## Begin Items

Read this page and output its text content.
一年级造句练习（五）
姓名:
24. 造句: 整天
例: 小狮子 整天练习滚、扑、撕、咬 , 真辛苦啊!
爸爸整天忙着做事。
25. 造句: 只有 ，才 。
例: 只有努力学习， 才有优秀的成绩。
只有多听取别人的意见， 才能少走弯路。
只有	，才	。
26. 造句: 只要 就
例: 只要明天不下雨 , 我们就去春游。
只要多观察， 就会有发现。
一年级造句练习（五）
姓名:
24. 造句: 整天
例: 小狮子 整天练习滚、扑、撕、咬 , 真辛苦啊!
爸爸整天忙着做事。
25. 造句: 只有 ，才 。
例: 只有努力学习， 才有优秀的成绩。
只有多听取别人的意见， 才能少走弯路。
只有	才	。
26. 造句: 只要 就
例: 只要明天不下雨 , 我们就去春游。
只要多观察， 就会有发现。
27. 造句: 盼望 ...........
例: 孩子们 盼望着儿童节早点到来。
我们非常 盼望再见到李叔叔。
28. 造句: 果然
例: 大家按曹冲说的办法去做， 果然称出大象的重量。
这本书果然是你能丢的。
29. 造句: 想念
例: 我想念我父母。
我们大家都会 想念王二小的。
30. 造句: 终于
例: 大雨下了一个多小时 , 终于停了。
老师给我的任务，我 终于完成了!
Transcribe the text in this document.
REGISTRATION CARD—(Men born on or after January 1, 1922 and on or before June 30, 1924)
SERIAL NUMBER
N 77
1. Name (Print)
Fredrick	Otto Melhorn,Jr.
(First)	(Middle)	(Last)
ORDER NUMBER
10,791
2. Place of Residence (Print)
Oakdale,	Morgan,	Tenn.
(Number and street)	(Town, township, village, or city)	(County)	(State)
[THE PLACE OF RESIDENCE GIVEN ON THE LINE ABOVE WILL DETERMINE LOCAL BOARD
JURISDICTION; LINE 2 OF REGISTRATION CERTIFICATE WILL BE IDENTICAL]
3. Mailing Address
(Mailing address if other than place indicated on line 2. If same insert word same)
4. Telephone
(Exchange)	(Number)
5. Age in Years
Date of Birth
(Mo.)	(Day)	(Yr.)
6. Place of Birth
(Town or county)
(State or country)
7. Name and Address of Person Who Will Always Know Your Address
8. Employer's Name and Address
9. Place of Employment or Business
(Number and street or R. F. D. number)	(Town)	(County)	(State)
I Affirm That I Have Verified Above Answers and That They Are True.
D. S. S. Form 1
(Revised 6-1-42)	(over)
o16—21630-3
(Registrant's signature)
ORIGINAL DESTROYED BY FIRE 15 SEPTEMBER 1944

## End Items

▶ What to work on
Each record above should be restated word for word.

▶ Exercise result
Read this page and output its text content.
一年级造句练习（五）
姓名:
24. 造句: 整天
例: 小狮子 整天练习滚、扑、撕、咬 , 真辛苦啊!
爸爸整天忙着做事。
25. 造句: 只有 ，才 。
例: 只有努力学习， 才有优秀的成绩。
只有多听取别人的意见， 才能少走弯路。
只有	，才	。
26. 造句: 只要 就
例: 只要明天不下雨 , 我们就去春游。
只要多观察， 就会有发现。
一年级造句练习（五）
姓名:
24. 造句: 整天
例: 小狮子 整天练习滚、扑、撕、咬 , 真辛苦啊!
爸爸整天忙着做事。
25. 造句: 只有 ，才 。
例: 只有努力学习， 才有优秀的成绩。
只有多听取别人的意见， 才能少走弯路。
只有	才	。
26. 造句: 只要 就
例: 只要明天不下雨 , 我们就去春游。
只要多观察， 就会有发现。
27. 造句: 盼望 ...........
例: 孩子们 盼望着儿童节早点到来。
我们非常 盼望再见到李叔叔。
28. 造句: 果然
例: 大家按曹冲说的办法去做， 果然称出大象的重量。
这本书果然是你能丢的。
29. 造句: 想念
例: 我想念我父母。
我们大家都会 想念王二小的。
30. 造句: 终于
例: 大雨下了一个多小时 , 终于停了。
老师给我的任务，我 终于完成了!
Transcribe the text in this document.
REGISTRATION CARD—(Men born on or after January 1, 1922 and on or before June 30, 1924)
SERIAL NUMBER
N 77
1. Name (Print)
Fredrick	Otto Melhorn,Jr.
(First)	(Middle)	(Last)
ORDER NUMBER
10,791
2. Place of Residence (Print)
Oakdale,	Morgan,	Tenn.
(Number and street)	(Town, township, village, or city)	(County)	(State)
[THE PLACE OF RESIDENCE GIVEN ON THE LINE ABOVE WILL DETERMINE LOCAL BOARD
JURISDICTION; LINE 2 OF REGISTRATION CERTIFICATE WILL BE IDENTICAL]
3. Mailing Address
(Mailing address if other than place indicated on line 2. If same insert word same)
4. Telephone
(Exchange)	(Number)
5. Age in Years
Date of Birth
(Mo.)	(Day)	(Yr.)
6. Place of Birth
(Town or county)
(State or country)
7. Name and Address of Person Who Will Always Know Your Address
8. Employer's Name and Address
9. Place of Employment or Business
(Number and street or R. F. D. number)	(Town)	(County)	(State)
I Affirm That I Have Verified Above Answers and That They Are True.
D. S. S. Form 1
(Revised 6-1-42)	(over)
o16—21630-3
(Registrant's signature)
ORIGINAL DESTROYED BY FIRE 15 SEPTEMBER 1944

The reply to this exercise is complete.